_DATA LINES_
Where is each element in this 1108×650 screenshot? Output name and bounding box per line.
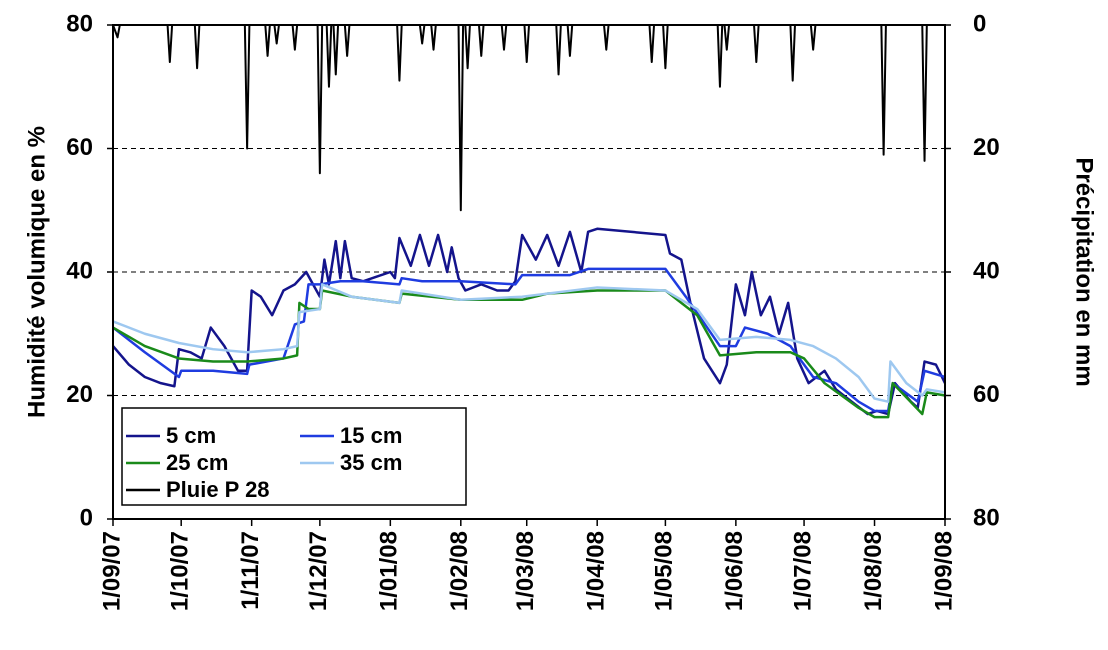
series-line [112, 289, 946, 419]
series-line [112, 283, 946, 403]
y2-tick-label: 60 [973, 381, 1000, 408]
x-tick-label: 1/05/08 [651, 531, 678, 611]
x-tick-label: 1/10/07 [167, 531, 194, 611]
x-tick-label: 1/02/08 [446, 531, 473, 611]
y2-axis-title: Précipitation en mm [1071, 157, 1098, 386]
y-tick-label: 80 [66, 10, 93, 37]
x-tick-label: 1/09/08 [930, 531, 957, 611]
y2-tick-label: 0 [973, 10, 986, 37]
y-tick-label: 40 [66, 257, 93, 284]
legend-label: Pluie P 28 [166, 477, 270, 502]
series-line [112, 267, 946, 413]
x-tick-label: 1/04/08 [583, 531, 610, 611]
legend-label: 35 cm [340, 450, 402, 475]
plot-frame [112, 24, 946, 520]
x-tick-label: 1/11/07 [237, 531, 264, 610]
x-tick-label: 1/09/07 [98, 531, 125, 611]
x-tick-label: 1/03/08 [512, 531, 539, 611]
legend-box [121, 407, 467, 506]
series-line [112, 24, 945, 212]
x-tick-label: 1/12/07 [305, 531, 332, 611]
y-axis-title: Humidité volumique en % [23, 126, 50, 418]
x-tick-label: 1/07/08 [789, 531, 816, 611]
legend-label: 15 cm [340, 423, 402, 448]
y-tick-label: 20 [66, 381, 93, 408]
series-line [112, 227, 947, 416]
x-tick-label: 1/08/08 [860, 531, 887, 611]
y2-tick-label: 20 [973, 134, 1000, 161]
legend-label: 5 cm [166, 423, 216, 448]
legend-label: 25 cm [166, 450, 228, 475]
y-tick-label: 60 [66, 134, 93, 161]
y2-tick-label: 80 [973, 504, 1000, 531]
y2-tick-label: 40 [973, 257, 1000, 284]
y-tick-label: 0 [80, 504, 93, 531]
x-tick-label: 1/01/08 [376, 531, 403, 611]
x-tick-label: 1/06/08 [721, 531, 748, 611]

_WHAT IS EXPECTED_
Lay out every line of the material above as a Markdown table with the columns Row and Entry, numbering the rows and skipping blank lines. Leave the pictures out of the table.

_THE COMPLETED TASK_
| Row | Entry |
|---|---|
| 1 | Where is each element in this 1108×650 screenshot? Output name and bounding box per line. |
| 2 | series-line [112, 289, 946, 419] |
| 3 | series-line [112, 283, 946, 403] |
| 4 | y2-tick-label: 60 [973, 381, 1000, 408] |
| 5 | x-tick-label: 1/05/08 [651, 531, 678, 611] |
| 6 | x-tick-label: 1/10/07 [167, 531, 194, 611] |
| 7 | x-tick-label: 1/02/08 [446, 531, 473, 611] |
| 8 | y2-axis-title: Précipitation en mm [1071, 157, 1098, 386] |
| 9 | y-tick-label: 80 [66, 10, 93, 37] |
| 10 | x-tick-label: 1/09/08 [930, 531, 957, 611] |
| 11 | y2-tick-label: 0 [973, 10, 986, 37] |
| 12 | y-tick-label: 40 [66, 257, 93, 284] |
| 13 | legend-label: Pluie P 28 [166, 477, 270, 502] |
| 14 | series-line [112, 267, 946, 413] |
| 15 | x-tick-label: 1/04/08 [583, 531, 610, 611] |
| 16 | legend-label: 35 cm [340, 450, 402, 475] |
| 17 | plot-frame [112, 24, 946, 520] |
| 18 | x-tick-label: 1/11/07 [237, 531, 264, 610] |
| 19 | x-tick-label: 1/09/07 [98, 531, 125, 611] |
| 20 | x-tick-label: 1/03/08 [512, 531, 539, 611] |
| 21 | legend-box [121, 407, 467, 506] |
| 22 | series-line [112, 24, 945, 212] |
| 23 | x-tick-label: 1/12/07 [305, 531, 332, 611] |
| 24 | y-axis-title: Humidité volumique en % [23, 126, 50, 418] |
| 25 | x-tick-label: 1/07/08 [789, 531, 816, 611] |
| 26 | legend-label: 15 cm [340, 423, 402, 448] |
| 27 | y-tick-label: 20 [66, 381, 93, 408] |
| 28 | series-line [112, 227, 947, 416] |
| 29 | x-tick-label: 1/08/08 [860, 531, 887, 611] |
| 30 | y2-tick-label: 20 [973, 134, 1000, 161] |
| 31 | legend-label: 5 cm [166, 423, 216, 448] |
| 32 | legend-label: 25 cm [166, 450, 228, 475] |
| 33 | y-tick-label: 60 [66, 134, 93, 161] |
| 34 | y2-tick-label: 80 [973, 504, 1000, 531] |
| 35 | y2-tick-label: 40 [973, 257, 1000, 284] |
| 36 | y-tick-label: 0 [80, 504, 93, 531] |
| 37 | x-tick-label: 1/01/08 [376, 531, 403, 611] |
| 38 | x-tick-label: 1/06/08 [721, 531, 748, 611] |